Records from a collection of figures
┄┄┄┄┄┄

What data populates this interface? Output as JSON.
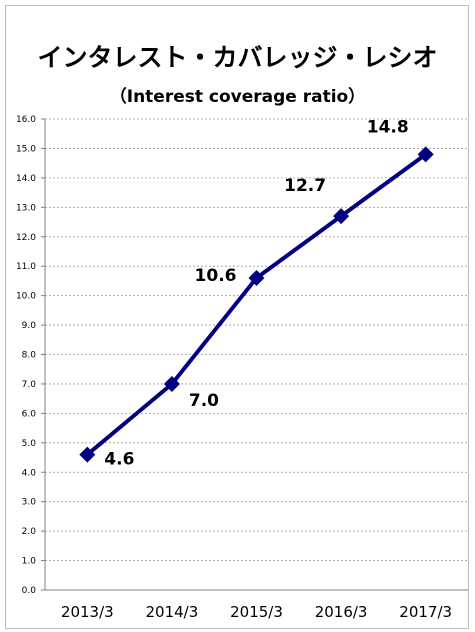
{
  "chart_data": {
    "type": "line",
    "title": "インタレスト・カバレッジ・レシオ",
    "subtitle": "（Interest coverage ratio）",
    "categories": [
      "2013/3",
      "2014/3",
      "2015/3",
      "2016/3",
      "2017/3"
    ],
    "series": [
      {
        "values": [
          4.6,
          7.0,
          10.6,
          12.7,
          14.8
        ],
        "color": "#000080",
        "marker": "diamond"
      }
    ],
    "data_labels": [
      "4.6",
      "7.0",
      "10.6",
      "12.7",
      "14.8"
    ],
    "ylim": [
      0,
      16
    ],
    "yticks": [
      "0.0",
      "1.0",
      "2.0",
      "3.0",
      "4.0",
      "5.0",
      "6.0",
      "7.0",
      "8.0",
      "9.0",
      "10.0",
      "11.0",
      "12.0",
      "13.0",
      "14.0",
      "15.0",
      "16.0"
    ],
    "xlabel": "",
    "ylabel": "",
    "grid": "horizontal-dashed",
    "legend": "none"
  }
}
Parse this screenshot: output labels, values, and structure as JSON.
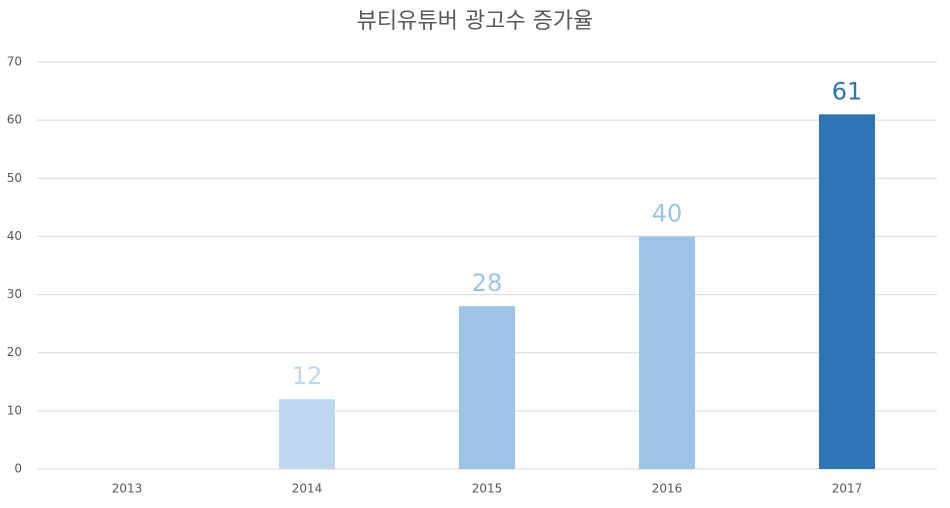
{
  "chart_data": {
    "type": "bar",
    "title": "뷰티유튜버 광고수 증가율",
    "categories": [
      "2013",
      "2014",
      "2015",
      "2016",
      "2017"
    ],
    "values": [
      null,
      12,
      28,
      40,
      61
    ],
    "colors": [
      "#bdd7ee",
      "#bdd7ee",
      "#9dc3e6",
      "#9dc3e6",
      "#2e75b6"
    ],
    "ylim": [
      0,
      70
    ],
    "yticks": [
      0,
      10,
      20,
      30,
      40,
      50,
      60,
      70
    ],
    "grid": true
  }
}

┄┄┄┄┄┄

### WORK REQUIRED
Set down the material exactly, every line of it, except for the pictures.

### RESPONSE TO THE TASK
What data populates this interface? Output as JSON.
{
  "chart_data": {
    "type": "line",
    "title": "インタレスト・カバレッジ・レシオ",
    "subtitle": "（Interest coverage ratio）",
    "categories": [
      "2013/3",
      "2014/3",
      "2015/3",
      "2016/3",
      "2017/3"
    ],
    "series": [
      {
        "values": [
          4.6,
          7.0,
          10.6,
          12.7,
          14.8
        ],
        "color": "#000080",
        "marker": "diamond"
      }
    ],
    "data_labels": [
      "4.6",
      "7.0",
      "10.6",
      "12.7",
      "14.8"
    ],
    "ylim": [
      0,
      16
    ],
    "yticks": [
      "0.0",
      "1.0",
      "2.0",
      "3.0",
      "4.0",
      "5.0",
      "6.0",
      "7.0",
      "8.0",
      "9.0",
      "10.0",
      "11.0",
      "12.0",
      "13.0",
      "14.0",
      "15.0",
      "16.0"
    ],
    "xlabel": "",
    "ylabel": "",
    "grid": "horizontal-dashed",
    "legend": "none"
  }
}
Parse this screenshot: output labels, values, and structure as JSON.
{
  "chart_data": {
    "type": "bar",
    "title": "뷰티유튜버 광고수 증가율",
    "categories": [
      "2013",
      "2014",
      "2015",
      "2016",
      "2017"
    ],
    "values": [
      null,
      12,
      28,
      40,
      61
    ],
    "colors": [
      "#bdd7ee",
      "#bdd7ee",
      "#9dc3e6",
      "#9dc3e6",
      "#2e75b6"
    ],
    "ylim": [
      0,
      70
    ],
    "yticks": [
      0,
      10,
      20,
      30,
      40,
      50,
      60,
      70
    ],
    "grid": true
  }
}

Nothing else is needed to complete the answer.